[Aim of the exercise] Exactly as written, transcribe the lines that run from the one containing "What's the underlying" to the end of the records below.

(Collection entries)
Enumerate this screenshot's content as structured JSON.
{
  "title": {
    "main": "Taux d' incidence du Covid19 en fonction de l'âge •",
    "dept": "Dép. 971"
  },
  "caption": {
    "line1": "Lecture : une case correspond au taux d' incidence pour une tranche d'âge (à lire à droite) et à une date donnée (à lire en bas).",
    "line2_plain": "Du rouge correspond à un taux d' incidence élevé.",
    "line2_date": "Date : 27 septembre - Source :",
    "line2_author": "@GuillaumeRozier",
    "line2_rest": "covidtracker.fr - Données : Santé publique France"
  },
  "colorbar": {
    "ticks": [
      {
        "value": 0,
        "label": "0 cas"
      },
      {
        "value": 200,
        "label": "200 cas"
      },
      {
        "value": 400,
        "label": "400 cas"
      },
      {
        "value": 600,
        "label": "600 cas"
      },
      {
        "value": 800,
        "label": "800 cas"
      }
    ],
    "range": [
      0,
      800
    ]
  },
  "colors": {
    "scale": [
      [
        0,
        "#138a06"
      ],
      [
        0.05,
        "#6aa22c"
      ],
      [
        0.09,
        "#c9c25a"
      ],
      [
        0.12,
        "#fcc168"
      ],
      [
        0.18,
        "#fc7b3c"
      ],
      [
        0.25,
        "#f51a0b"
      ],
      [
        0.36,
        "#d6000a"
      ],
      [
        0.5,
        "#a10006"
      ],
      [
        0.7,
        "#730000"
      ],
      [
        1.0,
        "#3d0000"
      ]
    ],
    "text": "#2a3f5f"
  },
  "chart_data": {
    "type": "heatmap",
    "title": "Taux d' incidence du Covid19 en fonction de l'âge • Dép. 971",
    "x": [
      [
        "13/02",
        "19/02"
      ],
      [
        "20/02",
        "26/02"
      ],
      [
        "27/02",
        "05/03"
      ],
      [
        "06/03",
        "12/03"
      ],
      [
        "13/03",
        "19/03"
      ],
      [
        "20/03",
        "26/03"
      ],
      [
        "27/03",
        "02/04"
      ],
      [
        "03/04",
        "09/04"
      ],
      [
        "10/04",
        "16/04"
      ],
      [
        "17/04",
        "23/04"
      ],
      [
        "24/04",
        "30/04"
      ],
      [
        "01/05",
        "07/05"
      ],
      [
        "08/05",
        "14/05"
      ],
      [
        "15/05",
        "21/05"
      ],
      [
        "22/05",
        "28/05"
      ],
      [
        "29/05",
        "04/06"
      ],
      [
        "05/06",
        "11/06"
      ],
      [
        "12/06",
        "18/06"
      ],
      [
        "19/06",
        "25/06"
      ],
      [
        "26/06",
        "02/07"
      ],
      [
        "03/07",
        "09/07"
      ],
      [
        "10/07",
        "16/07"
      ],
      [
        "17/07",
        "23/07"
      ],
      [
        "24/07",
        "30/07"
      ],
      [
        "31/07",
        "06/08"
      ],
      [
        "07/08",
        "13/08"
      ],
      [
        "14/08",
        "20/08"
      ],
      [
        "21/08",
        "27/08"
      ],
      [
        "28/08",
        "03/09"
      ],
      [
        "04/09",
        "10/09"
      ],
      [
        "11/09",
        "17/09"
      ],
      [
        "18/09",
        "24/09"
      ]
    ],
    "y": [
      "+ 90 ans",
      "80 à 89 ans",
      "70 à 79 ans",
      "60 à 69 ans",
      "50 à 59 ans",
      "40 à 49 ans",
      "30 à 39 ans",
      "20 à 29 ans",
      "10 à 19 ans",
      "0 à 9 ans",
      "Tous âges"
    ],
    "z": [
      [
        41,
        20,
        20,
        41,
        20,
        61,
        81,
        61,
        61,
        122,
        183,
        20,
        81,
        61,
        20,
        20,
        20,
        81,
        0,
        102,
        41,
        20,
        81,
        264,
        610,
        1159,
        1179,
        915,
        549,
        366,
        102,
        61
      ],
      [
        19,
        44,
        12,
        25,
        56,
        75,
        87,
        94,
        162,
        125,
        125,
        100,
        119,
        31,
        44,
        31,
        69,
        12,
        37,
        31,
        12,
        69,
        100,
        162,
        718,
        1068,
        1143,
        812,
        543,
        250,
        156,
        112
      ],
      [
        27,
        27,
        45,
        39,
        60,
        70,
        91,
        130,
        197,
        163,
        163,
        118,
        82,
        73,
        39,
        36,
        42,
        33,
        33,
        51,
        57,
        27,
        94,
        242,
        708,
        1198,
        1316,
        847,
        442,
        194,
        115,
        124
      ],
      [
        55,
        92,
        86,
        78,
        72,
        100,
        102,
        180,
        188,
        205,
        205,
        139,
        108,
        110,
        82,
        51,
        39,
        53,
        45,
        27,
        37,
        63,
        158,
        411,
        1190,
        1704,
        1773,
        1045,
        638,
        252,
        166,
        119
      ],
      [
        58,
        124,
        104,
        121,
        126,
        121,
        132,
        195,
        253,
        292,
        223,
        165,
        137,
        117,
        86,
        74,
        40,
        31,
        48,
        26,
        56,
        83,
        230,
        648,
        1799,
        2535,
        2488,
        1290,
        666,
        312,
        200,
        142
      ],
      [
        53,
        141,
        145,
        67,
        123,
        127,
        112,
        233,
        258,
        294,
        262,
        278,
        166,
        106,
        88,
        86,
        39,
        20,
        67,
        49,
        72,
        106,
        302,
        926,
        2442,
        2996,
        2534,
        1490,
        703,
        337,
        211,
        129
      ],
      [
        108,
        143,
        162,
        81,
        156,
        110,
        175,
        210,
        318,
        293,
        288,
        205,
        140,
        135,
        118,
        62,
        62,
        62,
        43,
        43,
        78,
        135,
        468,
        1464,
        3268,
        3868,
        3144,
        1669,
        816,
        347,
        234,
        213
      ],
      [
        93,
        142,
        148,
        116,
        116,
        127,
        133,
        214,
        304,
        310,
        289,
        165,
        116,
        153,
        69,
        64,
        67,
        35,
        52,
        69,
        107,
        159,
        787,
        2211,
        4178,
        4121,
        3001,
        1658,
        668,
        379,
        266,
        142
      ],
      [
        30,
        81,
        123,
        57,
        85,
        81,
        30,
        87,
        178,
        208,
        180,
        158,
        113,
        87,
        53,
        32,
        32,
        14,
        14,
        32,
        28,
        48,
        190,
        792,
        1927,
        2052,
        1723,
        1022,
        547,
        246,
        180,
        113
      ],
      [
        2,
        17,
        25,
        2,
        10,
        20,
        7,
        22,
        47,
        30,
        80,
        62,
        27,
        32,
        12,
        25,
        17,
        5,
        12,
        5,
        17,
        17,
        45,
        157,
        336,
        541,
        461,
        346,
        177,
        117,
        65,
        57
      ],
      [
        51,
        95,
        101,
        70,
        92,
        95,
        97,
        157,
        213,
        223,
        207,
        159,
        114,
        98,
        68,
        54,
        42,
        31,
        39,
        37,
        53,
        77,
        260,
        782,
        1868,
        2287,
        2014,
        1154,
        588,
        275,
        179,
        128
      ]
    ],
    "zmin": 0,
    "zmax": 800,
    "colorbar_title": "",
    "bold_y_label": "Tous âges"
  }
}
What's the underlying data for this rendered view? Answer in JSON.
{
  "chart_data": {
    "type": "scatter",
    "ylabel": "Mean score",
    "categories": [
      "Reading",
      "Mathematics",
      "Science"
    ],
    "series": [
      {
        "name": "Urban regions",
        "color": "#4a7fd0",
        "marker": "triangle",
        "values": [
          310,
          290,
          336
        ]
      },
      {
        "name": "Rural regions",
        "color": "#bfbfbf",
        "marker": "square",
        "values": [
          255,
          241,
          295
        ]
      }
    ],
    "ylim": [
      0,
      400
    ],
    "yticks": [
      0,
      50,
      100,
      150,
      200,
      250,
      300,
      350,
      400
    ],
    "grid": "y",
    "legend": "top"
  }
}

[Answer for the task]
What's the underlying data for this rendered view? Answer in JSON.
{
  "chart_data": {
    "type": "scatter",
    "ylabel": "Mean score",
    "categories": [
      "Reading",
      "Mathematics",
      "Science"
    ],
    "series": [
      {
        "name": "Urban regions",
        "color": "#4a7fd0",
        "marker": "triangle",
        "values": [
          310,
          290,
          336
        ]
      },
      {
        "name": "Rural regions",
        "color": "#bfbfbf",
        "marker": "square",
        "values": [
          255,
          241,
          295
        ]
      }
    ],
    "ylim": [
      0,
      400
    ],
    "yticks": [
      0,
      50,
      100,
      150,
      200,
      250,
      300,
      350,
      400
    ],
    "grid": "y",
    "legend": "top"
  }
}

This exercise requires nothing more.